WHAT TO DO
Go through the entries below and print each one exactly, leaving out pictures.

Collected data

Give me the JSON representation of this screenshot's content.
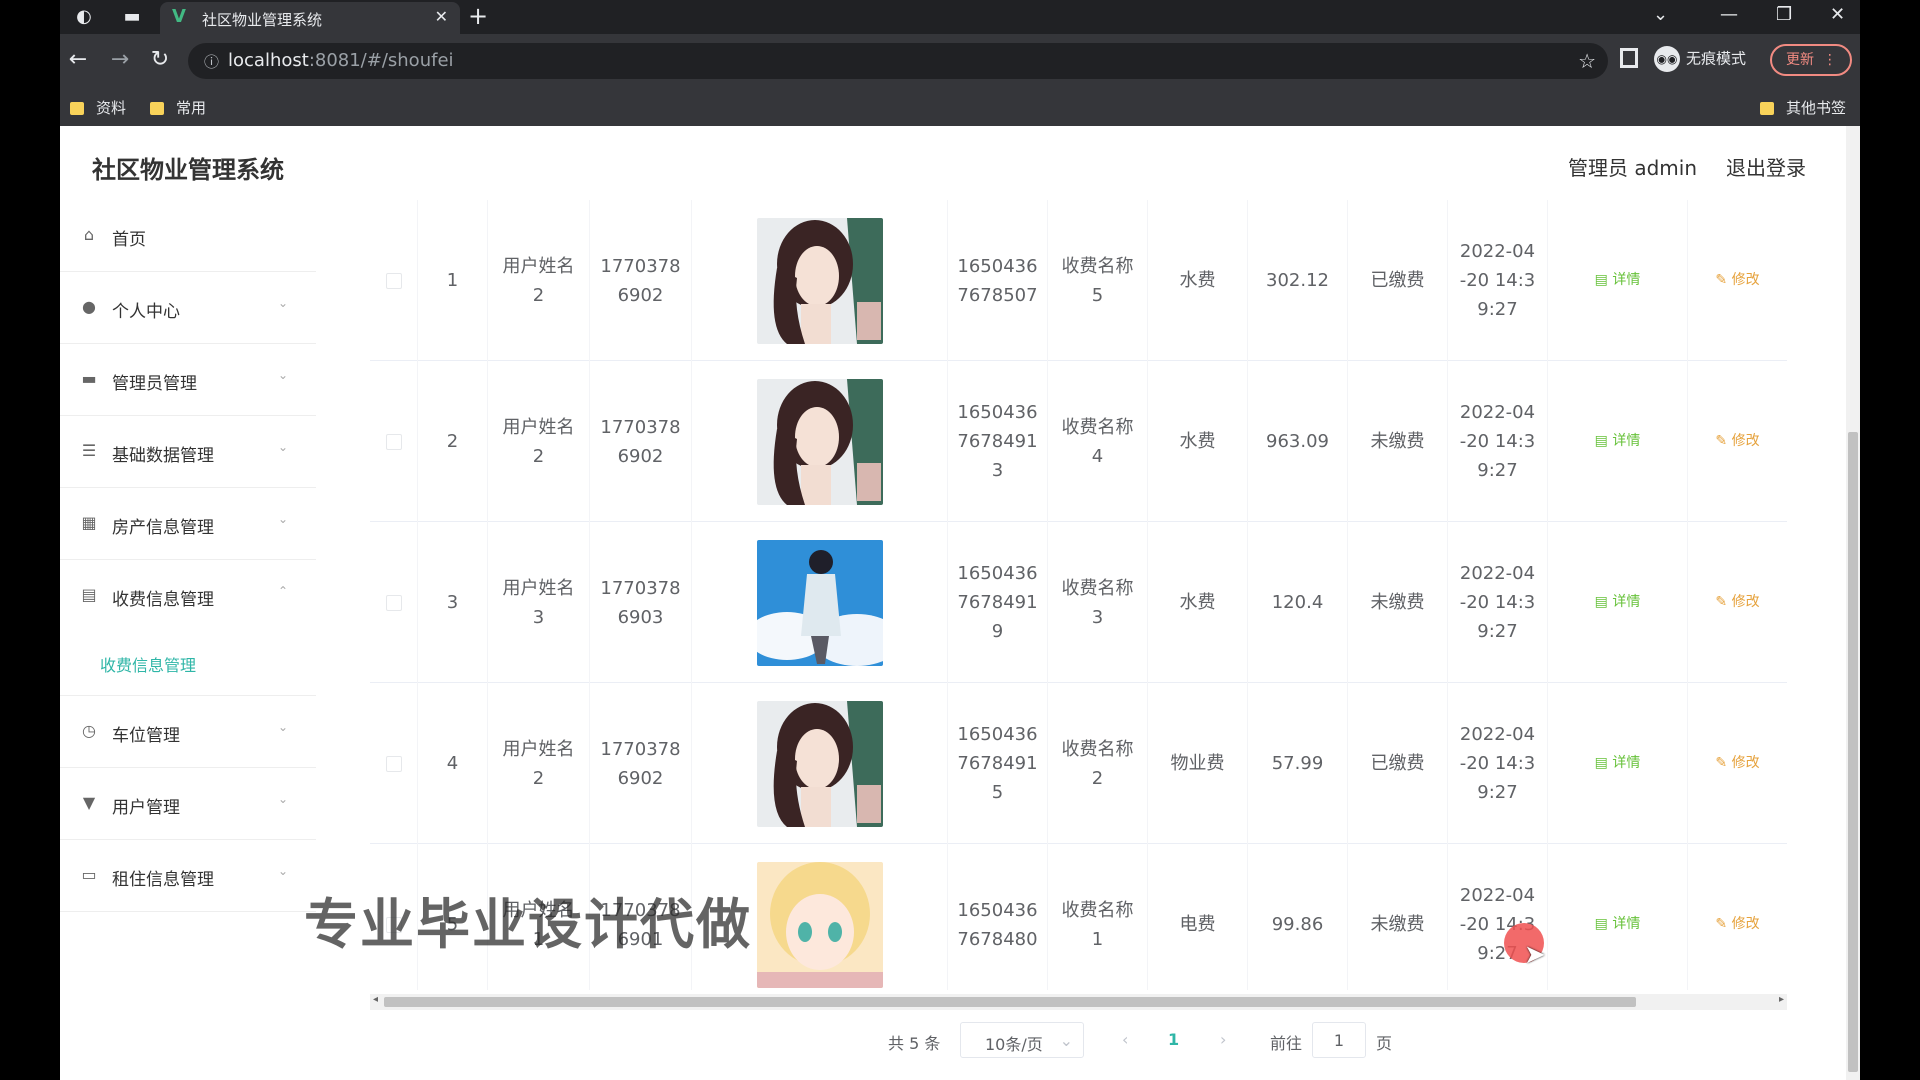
{
  "browser": {
    "tab_title": "社区物业管理系统",
    "favicon": "V",
    "url_host": "localhost",
    "url_rest": ":8081/#/shoufei",
    "incognito_label": "无痕模式",
    "update_label": "更新",
    "bookmarks": [
      "资料",
      "常用"
    ],
    "other_bookmarks": "其他书签"
  },
  "header": {
    "title": "社区物业管理系统",
    "user": "管理员 admin",
    "logout": "退出登录"
  },
  "sidebar": {
    "items": [
      {
        "label": "首页",
        "icon": "home-icon"
      },
      {
        "label": "个人中心",
        "icon": "person-icon"
      },
      {
        "label": "管理员管理",
        "icon": "admin-icon"
      },
      {
        "label": "基础数据管理",
        "icon": "list-icon"
      },
      {
        "label": "房产信息管理",
        "icon": "grid-icon"
      },
      {
        "label": "收费信息管理",
        "icon": "clipboard-icon"
      },
      {
        "label": "车位管理",
        "icon": "clock-icon"
      },
      {
        "label": "用户管理",
        "icon": "user-icon"
      },
      {
        "label": "租住信息管理",
        "icon": "monitor-icon"
      }
    ],
    "active_sub": "收费信息管理"
  },
  "table": {
    "detail_label": "详情",
    "edit_label": "修改",
    "rows": [
      {
        "idx": "1",
        "name": "用户姓名\n2",
        "phone": "1770378\n6902",
        "avatar": "woman",
        "code": "1650436\n7678507",
        "fee_name": "收费名称\n5",
        "type": "水费",
        "amount": "302.12",
        "status": "已缴费",
        "time": "2022-04\n-20 14:3\n9:27"
      },
      {
        "idx": "2",
        "name": "用户姓名\n2",
        "phone": "1770378\n6902",
        "avatar": "woman",
        "code": "1650436\n7678491\n3",
        "fee_name": "收费名称\n4",
        "type": "水费",
        "amount": "963.09",
        "status": "未缴费",
        "time": "2022-04\n-20 14:3\n9:27"
      },
      {
        "idx": "3",
        "name": "用户姓名\n3",
        "phone": "1770378\n6903",
        "avatar": "sky",
        "code": "1650436\n7678491\n9",
        "fee_name": "收费名称\n3",
        "type": "水费",
        "amount": "120.4",
        "status": "未缴费",
        "time": "2022-04\n-20 14:3\n9:27"
      },
      {
        "idx": "4",
        "name": "用户姓名\n2",
        "phone": "1770378\n6902",
        "avatar": "woman",
        "code": "1650436\n7678491\n5",
        "fee_name": "收费名称\n2",
        "type": "物业费",
        "amount": "57.99",
        "status": "已缴费",
        "time": "2022-04\n-20 14:3\n9:27"
      },
      {
        "idx": "5",
        "name": "用户姓名\n1",
        "phone": "1770378\n6901",
        "avatar": "anime",
        "code": "1650436\n7678480",
        "fee_name": "收费名称\n1",
        "type": "电费",
        "amount": "99.86",
        "status": "未缴费",
        "time": "2022-04\n-20 14:3\n9:27"
      }
    ]
  },
  "pager": {
    "total": "共 5 条",
    "page_size": "10条/页",
    "current": "1",
    "goto_label": "前往",
    "goto_value": "1",
    "page_unit": "页"
  },
  "watermark": "专业毕业设计代做",
  "colors": {
    "accent": "#2fb6a7",
    "detail": "#67c23a",
    "edit": "#e6a23c"
  }
}
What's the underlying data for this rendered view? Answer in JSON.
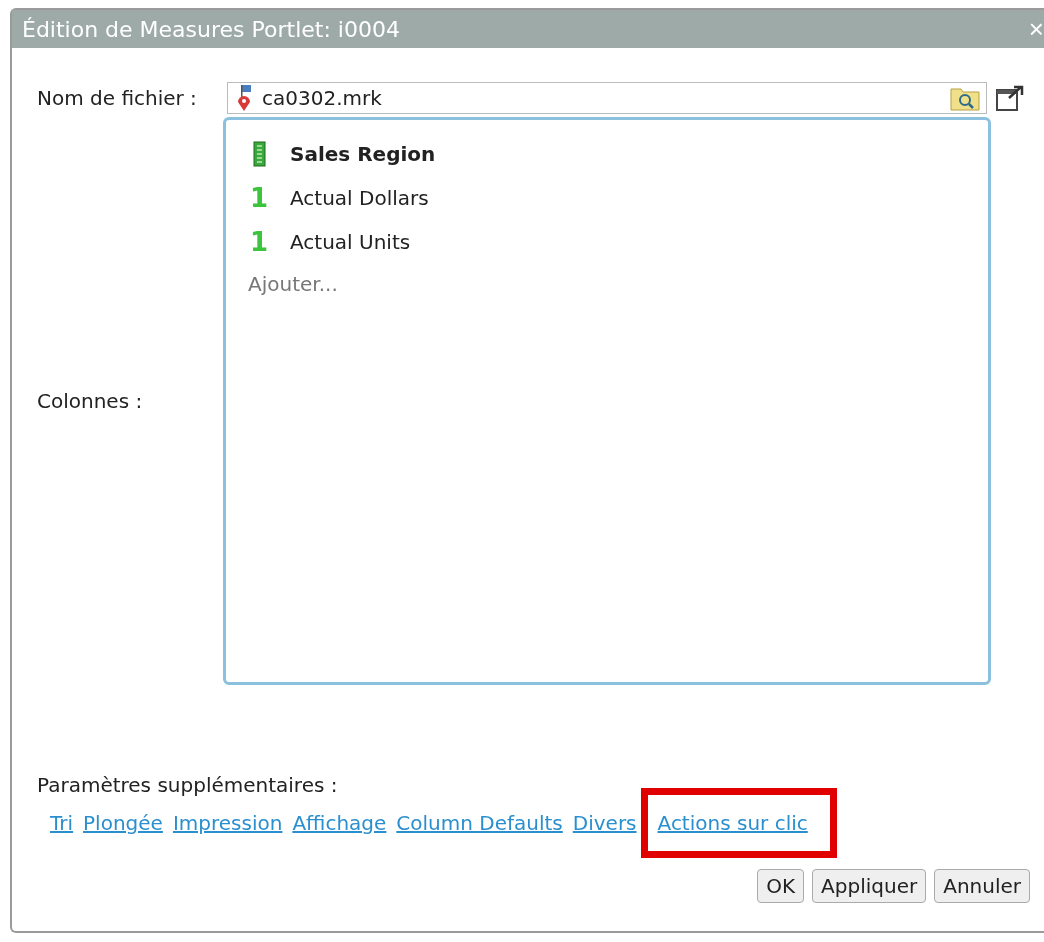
{
  "window": {
    "title": "Édition de Measures Portlet: i0004",
    "close": "×"
  },
  "file": {
    "label": "Nom de fichier :",
    "value": "ca0302.mrk"
  },
  "columns": {
    "label": "Colonnes :",
    "items": [
      {
        "kind": "dimension",
        "label": "Sales Region"
      },
      {
        "kind": "measure",
        "icon_text": "1",
        "label": "Actual Dollars"
      },
      {
        "kind": "measure",
        "icon_text": "1",
        "label": "Actual Units"
      }
    ],
    "add": "Ajouter..."
  },
  "extra": {
    "label": "Paramètres supplémentaires :",
    "links": [
      {
        "label": "Tri",
        "highlighted": false
      },
      {
        "label": "Plongée",
        "highlighted": false
      },
      {
        "label": "Impression",
        "highlighted": false
      },
      {
        "label": "Affichage",
        "highlighted": false
      },
      {
        "label": "Column Defaults",
        "highlighted": false
      },
      {
        "label": "Divers",
        "highlighted": false
      },
      {
        "label": "Actions sur clic",
        "highlighted": true
      }
    ]
  },
  "buttons": [
    "OK",
    "Appliquer",
    "Annuler"
  ]
}
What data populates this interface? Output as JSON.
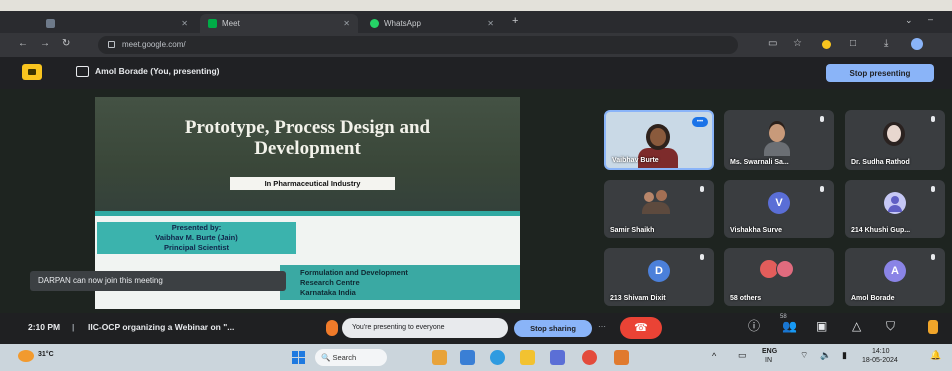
{
  "browser": {
    "tabs": [
      {
        "label": ""
      },
      {
        "label": "Meet"
      },
      {
        "label": "WhatsApp"
      }
    ],
    "url": "meet.google.com/"
  },
  "meet": {
    "presenter_label": "Amol Borade (You, presenting)",
    "stop_presenting": "Stop presenting"
  },
  "slide": {
    "title_line1": "Prototype, Process Design and",
    "title_line2": "Development",
    "subtitle": "In Pharmaceutical Industry",
    "presented_by": "Presented by:",
    "presenter_name": "Vaibhav M. Burte (Jain)",
    "presenter_role": "Principal Scientist",
    "affiliation": [
      "Formulation and Development",
      "Research Centre",
      "Karnataka India"
    ]
  },
  "toast": "DARPAN can now join this meeting",
  "participants": [
    {
      "name": "Vaibhav Burte"
    },
    {
      "name": "Ms. Swarnali Sa..."
    },
    {
      "name": "Dr. Sudha Rathod"
    },
    {
      "name": "Samir Shaikh"
    },
    {
      "name": "Vishakha Surve",
      "initial": "V",
      "avatar_color": "#5a6ed6"
    },
    {
      "name": "214 Khushi Gup..."
    },
    {
      "name": "213 Shivam Dixit",
      "initial": "D",
      "avatar_color": "#4b80da"
    },
    {
      "name": "58 others"
    },
    {
      "name": "Amol Borade",
      "initial": "A",
      "avatar_color": "#8a84e6"
    }
  ],
  "bottom": {
    "time": "2:10 PM",
    "separator": "|",
    "meeting_title": "IIC-OCP organizing a Webinar on \"...",
    "notice": "You're presenting to everyone",
    "stop_sharing": "Stop sharing",
    "people_count": "58"
  },
  "taskbar": {
    "weather": "31°C",
    "search": "Search",
    "lang": "ENG",
    "region": "IN",
    "time": "14:10",
    "date": "18-05-2024"
  },
  "colors": {
    "accent": "#8ab4f8",
    "hangup": "#ea4335",
    "meet_logo": "#f9c51f",
    "slide_teal": "#2fa9a2"
  }
}
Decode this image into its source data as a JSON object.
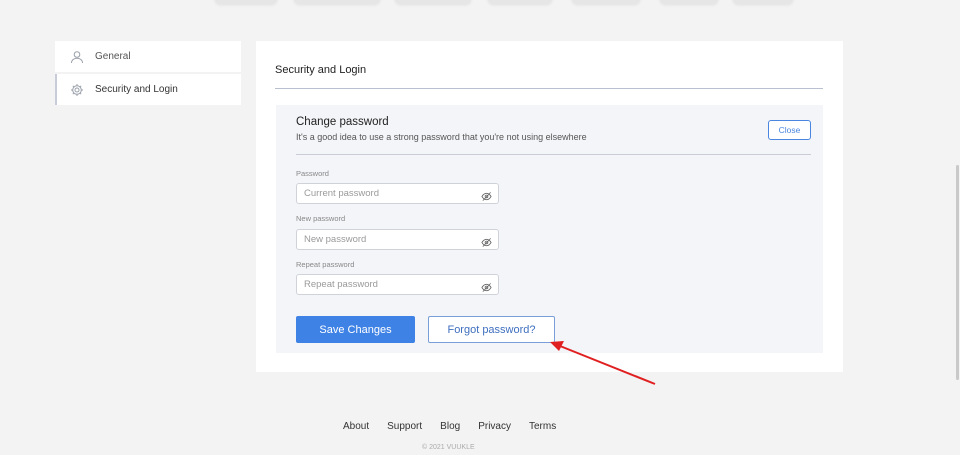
{
  "sidebar": {
    "items": [
      {
        "label": "General",
        "icon": "user-icon"
      },
      {
        "label": "Security and Login",
        "icon": "gear-icon"
      }
    ]
  },
  "main": {
    "title": "Security and Login",
    "panel": {
      "title": "Change password",
      "subtitle": "It's a good idea to use a strong password that you're not using elsewhere",
      "close_label": "Close",
      "fields": [
        {
          "label": "Password",
          "placeholder": "Current password",
          "icon": "eye-slash-icon"
        },
        {
          "label": "New password",
          "placeholder": "New password",
          "icon": "eye-slash-icon"
        },
        {
          "label": "Repeat password",
          "placeholder": "Repeat password",
          "icon": "eye-slash-icon"
        }
      ],
      "save_label": "Save Changes",
      "forgot_label": "Forgot password?"
    }
  },
  "footer": {
    "links": [
      "About",
      "Support",
      "Blog",
      "Privacy",
      "Terms"
    ],
    "copyright": "© 2021 VUUKLE"
  },
  "colors": {
    "accent": "#3f82e6",
    "annotation_arrow": "#e02020"
  }
}
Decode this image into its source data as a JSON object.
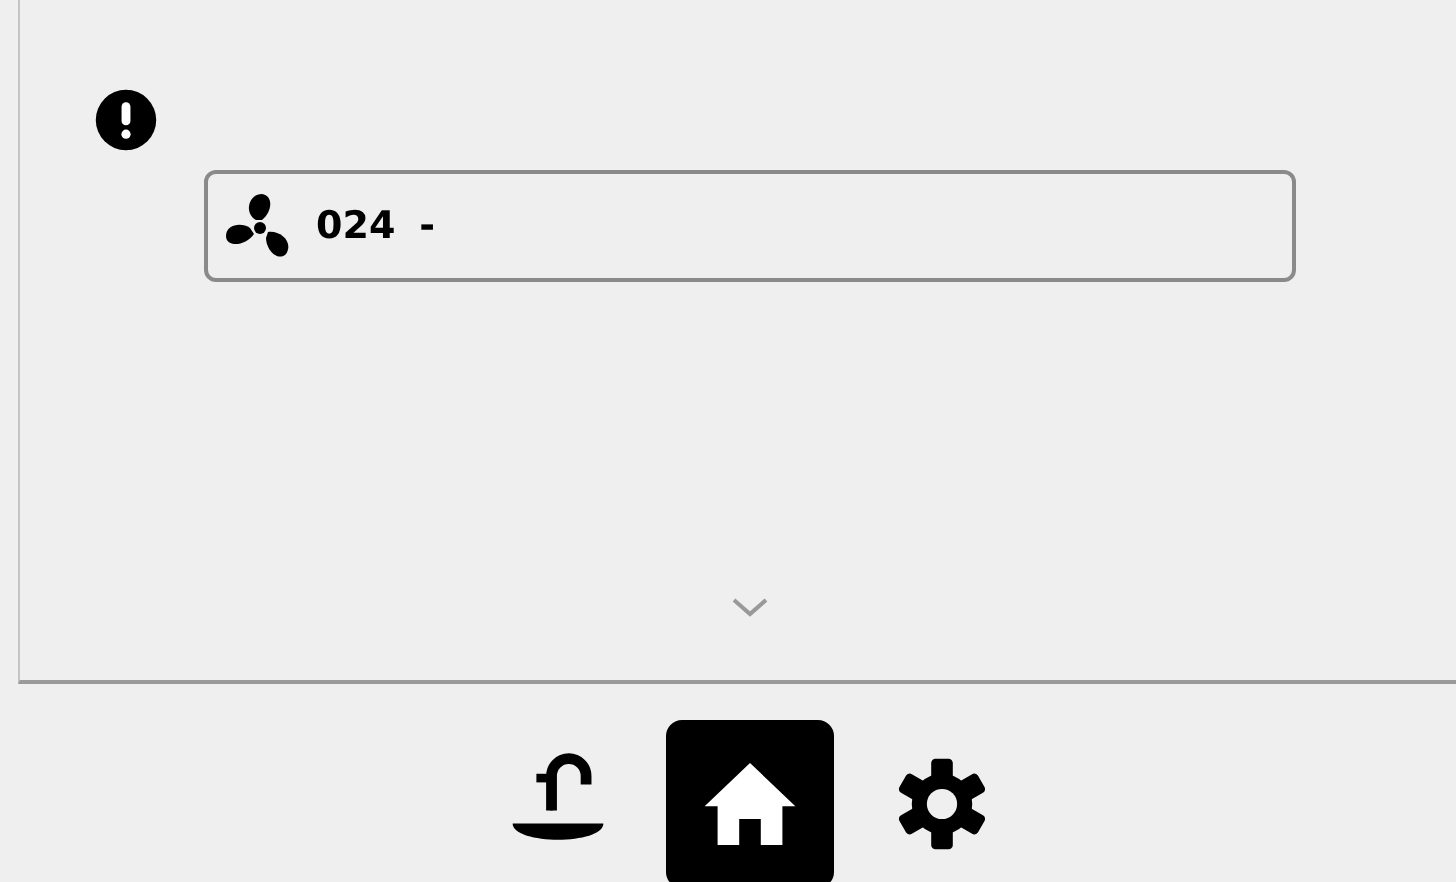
{
  "fan_entry": {
    "code": "024",
    "value": "-"
  },
  "nav": [
    {
      "kind": "water",
      "selected": false
    },
    {
      "kind": "home",
      "selected": true
    },
    {
      "kind": "settings",
      "selected": false
    }
  ]
}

EXPECTED ANSWER
Give me the JSON representation of this screenshot's content.
{
  "browser": {
    "tab_title": "社区物业管理系统",
    "favicon": "V",
    "url_host": "localhost",
    "url_rest": ":8081/#/shoufei",
    "incognito_label": "无痕模式",
    "update_label": "更新",
    "bookmarks": [
      "资料",
      "常用"
    ],
    "other_bookmarks": "其他书签"
  },
  "header": {
    "title": "社区物业管理系统",
    "user": "管理员 admin",
    "logout": "退出登录"
  },
  "sidebar": {
    "items": [
      {
        "label": "首页",
        "icon": "home-icon"
      },
      {
        "label": "个人中心",
        "icon": "person-icon"
      },
      {
        "label": "管理员管理",
        "icon": "admin-icon"
      },
      {
        "label": "基础数据管理",
        "icon": "list-icon"
      },
      {
        "label": "房产信息管理",
        "icon": "grid-icon"
      },
      {
        "label": "收费信息管理",
        "icon": "clipboard-icon"
      },
      {
        "label": "车位管理",
        "icon": "clock-icon"
      },
      {
        "label": "用户管理",
        "icon": "user-icon"
      },
      {
        "label": "租住信息管理",
        "icon": "monitor-icon"
      }
    ],
    "active_sub": "收费信息管理"
  },
  "table": {
    "detail_label": "详情",
    "edit_label": "修改",
    "rows": [
      {
        "idx": "1",
        "name": "用户姓名\n2",
        "phone": "1770378\n6902",
        "avatar": "woman",
        "code": "1650436\n7678507",
        "fee_name": "收费名称\n5",
        "type": "水费",
        "amount": "302.12",
        "status": "已缴费",
        "time": "2022-04\n-20 14:3\n9:27"
      },
      {
        "idx": "2",
        "name": "用户姓名\n2",
        "phone": "1770378\n6902",
        "avatar": "woman",
        "code": "1650436\n7678491\n3",
        "fee_name": "收费名称\n4",
        "type": "水费",
        "amount": "963.09",
        "status": "未缴费",
        "time": "2022-04\n-20 14:3\n9:27"
      },
      {
        "idx": "3",
        "name": "用户姓名\n3",
        "phone": "1770378\n6903",
        "avatar": "sky",
        "code": "1650436\n7678491\n9",
        "fee_name": "收费名称\n3",
        "type": "水费",
        "amount": "120.4",
        "status": "未缴费",
        "time": "2022-04\n-20 14:3\n9:27"
      },
      {
        "idx": "4",
        "name": "用户姓名\n2",
        "phone": "1770378\n6902",
        "avatar": "woman",
        "code": "1650436\n7678491\n5",
        "fee_name": "收费名称\n2",
        "type": "物业费",
        "amount": "57.99",
        "status": "已缴费",
        "time": "2022-04\n-20 14:3\n9:27"
      },
      {
        "idx": "5",
        "name": "用户姓名\n1",
        "phone": "1770378\n6901",
        "avatar": "anime",
        "code": "1650436\n7678480",
        "fee_name": "收费名称\n1",
        "type": "电费",
        "amount": "99.86",
        "status": "未缴费",
        "time": "2022-04\n-20 14:3\n9:27"
      }
    ]
  },
  "pager": {
    "total": "共 5 条",
    "page_size": "10条/页",
    "current": "1",
    "goto_label": "前往",
    "goto_value": "1",
    "page_unit": "页"
  },
  "watermark": "专业毕业设计代做",
  "colors": {
    "accent": "#2fb6a7",
    "detail": "#67c23a",
    "edit": "#e6a23c"
  }
}
What's the underlying data for this rendered view? Answer in JSON.
{
  "window": {
    "title": "Édition de Measures Portlet: i0004",
    "close": "×"
  },
  "file": {
    "label": "Nom de fichier :",
    "value": "ca0302.mrk"
  },
  "columns": {
    "label": "Colonnes :",
    "items": [
      {
        "kind": "dimension",
        "label": "Sales Region"
      },
      {
        "kind": "measure",
        "icon_text": "1",
        "label": "Actual Dollars"
      },
      {
        "kind": "measure",
        "icon_text": "1",
        "label": "Actual Units"
      }
    ],
    "add": "Ajouter..."
  },
  "extra": {
    "label": "Paramètres supplémentaires :",
    "links": [
      {
        "label": "Tri",
        "highlighted": false
      },
      {
        "label": "Plongée",
        "highlighted": false
      },
      {
        "label": "Impression",
        "highlighted": false
      },
      {
        "label": "Affichage",
        "highlighted": false
      },
      {
        "label": "Column Defaults",
        "highlighted": false
      },
      {
        "label": "Divers",
        "highlighted": false
      },
      {
        "label": "Actions sur clic",
        "highlighted": true
      }
    ]
  },
  "buttons": [
    "OK",
    "Appliquer",
    "Annuler"
  ]
}
What data populates this interface? Output as JSON.
{
  "browser": {
    "tabs": [
      {
        "label": ""
      },
      {
        "label": "Meet"
      },
      {
        "label": "WhatsApp"
      }
    ],
    "url": "meet.google.com/"
  },
  "meet": {
    "presenter_label": "Amol Borade (You, presenting)",
    "stop_presenting": "Stop presenting"
  },
  "slide": {
    "title_line1": "Prototype, Process Design and",
    "title_line2": "Development",
    "subtitle": "In Pharmaceutical Industry",
    "presented_by": "Presented by:",
    "presenter_name": "Vaibhav M. Burte (Jain)",
    "presenter_role": "Principal Scientist",
    "affiliation": [
      "Formulation and Development",
      "Research Centre",
      "Karnataka India"
    ]
  },
  "toast": "DARPAN can now join this meeting",
  "participants": [
    {
      "name": "Vaibhav Burte"
    },
    {
      "name": "Ms. Swarnali Sa..."
    },
    {
      "name": "Dr. Sudha Rathod"
    },
    {
      "name": "Samir Shaikh"
    },
    {
      "name": "Vishakha Surve",
      "initial": "V",
      "avatar_color": "#5a6ed6"
    },
    {
      "name": "214 Khushi Gup..."
    },
    {
      "name": "213 Shivam Dixit",
      "initial": "D",
      "avatar_color": "#4b80da"
    },
    {
      "name": "58 others"
    },
    {
      "name": "Amol Borade",
      "initial": "A",
      "avatar_color": "#8a84e6"
    }
  ],
  "bottom": {
    "time": "2:10 PM",
    "separator": "|",
    "meeting_title": "IIC-OCP organizing a Webinar on \"...",
    "notice": "You're presenting to everyone",
    "stop_sharing": "Stop sharing",
    "people_count": "58"
  },
  "taskbar": {
    "weather": "31°C",
    "search": "Search",
    "lang": "ENG",
    "region": "IN",
    "time": "14:10",
    "date": "18-05-2024"
  },
  "colors": {
    "accent": "#8ab4f8",
    "hangup": "#ea4335",
    "meet_logo": "#f9c51f",
    "slide_teal": "#2fa9a2"
  }
}
Decode this image into its source data as a JSON object.
{
  "sidebar": {
    "items": [
      {
        "label": "General",
        "icon": "user-icon"
      },
      {
        "label": "Security and Login",
        "icon": "gear-icon"
      }
    ]
  },
  "main": {
    "title": "Security and Login",
    "panel": {
      "title": "Change password",
      "subtitle": "It's a good idea to use a strong password that you're not using elsewhere",
      "close_label": "Close",
      "fields": [
        {
          "label": "Password",
          "placeholder": "Current password",
          "icon": "eye-slash-icon"
        },
        {
          "label": "New password",
          "placeholder": "New password",
          "icon": "eye-slash-icon"
        },
        {
          "label": "Repeat password",
          "placeholder": "Repeat password",
          "icon": "eye-slash-icon"
        }
      ],
      "save_label": "Save Changes",
      "forgot_label": "Forgot password?"
    }
  },
  "footer": {
    "links": [
      "About",
      "Support",
      "Blog",
      "Privacy",
      "Terms"
    ],
    "copyright": "© 2021 VUUKLE"
  },
  "colors": {
    "accent": "#3f82e6",
    "annotation_arrow": "#e02020"
  }
}
Decode this image into its source data as a JSON object.
{
  "fan_entry": {
    "code": "024",
    "value": "-"
  },
  "nav": [
    {
      "kind": "water",
      "selected": false
    },
    {
      "kind": "home",
      "selected": true
    },
    {
      "kind": "settings",
      "selected": false
    }
  ]
}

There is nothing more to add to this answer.